Exercise aim
Extract all records. Keep each one exact.

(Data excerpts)
"""

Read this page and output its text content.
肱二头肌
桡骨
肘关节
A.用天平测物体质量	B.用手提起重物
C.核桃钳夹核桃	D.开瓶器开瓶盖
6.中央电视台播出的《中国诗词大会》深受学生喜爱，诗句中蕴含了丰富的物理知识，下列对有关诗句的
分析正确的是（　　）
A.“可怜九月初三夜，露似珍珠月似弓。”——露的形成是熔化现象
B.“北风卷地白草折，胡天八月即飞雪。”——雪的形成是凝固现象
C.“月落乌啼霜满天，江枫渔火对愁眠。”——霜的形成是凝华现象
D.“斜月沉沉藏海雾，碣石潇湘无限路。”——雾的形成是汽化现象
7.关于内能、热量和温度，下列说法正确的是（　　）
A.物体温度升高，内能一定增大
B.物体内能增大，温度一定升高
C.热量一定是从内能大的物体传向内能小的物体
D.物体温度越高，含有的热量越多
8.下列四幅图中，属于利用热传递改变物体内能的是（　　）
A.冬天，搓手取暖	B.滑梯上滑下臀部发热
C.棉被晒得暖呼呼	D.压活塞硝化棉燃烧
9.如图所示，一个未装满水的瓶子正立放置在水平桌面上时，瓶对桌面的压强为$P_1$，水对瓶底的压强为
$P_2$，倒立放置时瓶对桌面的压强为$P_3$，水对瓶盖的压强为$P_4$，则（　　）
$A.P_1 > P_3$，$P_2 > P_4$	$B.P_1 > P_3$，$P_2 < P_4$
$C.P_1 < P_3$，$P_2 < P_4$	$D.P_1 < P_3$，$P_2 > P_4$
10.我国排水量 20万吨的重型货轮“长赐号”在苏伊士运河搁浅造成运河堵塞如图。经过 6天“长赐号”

"""

Reply to the task
Read this page and output its text content.
肱二头肌
桡骨
肘关节
A.用天平测物体质量	B.用手提起重物
C.核桃钳夹核桃	D.开瓶器开瓶盖
6.中央电视台播出的《中国诗词大会》深受学生喜爱，诗句中蕴含了丰富的物理知识，下列对有关诗句的
分析正确的是（　　）
A.“可怜九月初三夜，露似珍珠月似弓。”——露的形成是熔化现象
B.“北风卷地白草折，胡天八月即飞雪。”——雪的形成是凝固现象
C.“月落乌啼霜满天，江枫渔火对愁眠。”——霜的形成是凝华现象
D.“斜月沉沉藏海雾，碣石潇湘无限路。”——雾的形成是汽化现象
7.关于内能、热量和温度，下列说法正确的是（　　）
A.物体温度升高，内能一定增大
B.物体内能增大，温度一定升高
C.热量一定是从内能大的物体传向内能小的物体
D.物体温度越高，含有的热量越多
8.下列四幅图中，属于利用热传递改变物体内能的是（　　）
A.冬天，搓手取暖	B.滑梯上滑下臀部发热
C.棉被晒得暖呼呼	D.压活塞硝化棉燃烧
9.如图所示，一个未装满水的瓶子正立放置在水平桌面上时，瓶对桌面的压强为$P_1$，水对瓶底的压强为
$P_2$，倒立放置时瓶对桌面的压强为$P_3$，水对瓶盖的压强为$P_4$，则（　　）
$A.P_1 > P_3$，$P_2 > P_4$	$B.P_1 > P_3$，$P_2 < P_4$
$C.P_1 < P_3$，$P_2 < P_4$	$D.P_1 < P_3$，$P_2 > P_4$
10.我国排水量 20万吨的重型货轮“长赐号”在苏伊士运河搁浅造成运河堵塞如图。经过 6天“长赐号”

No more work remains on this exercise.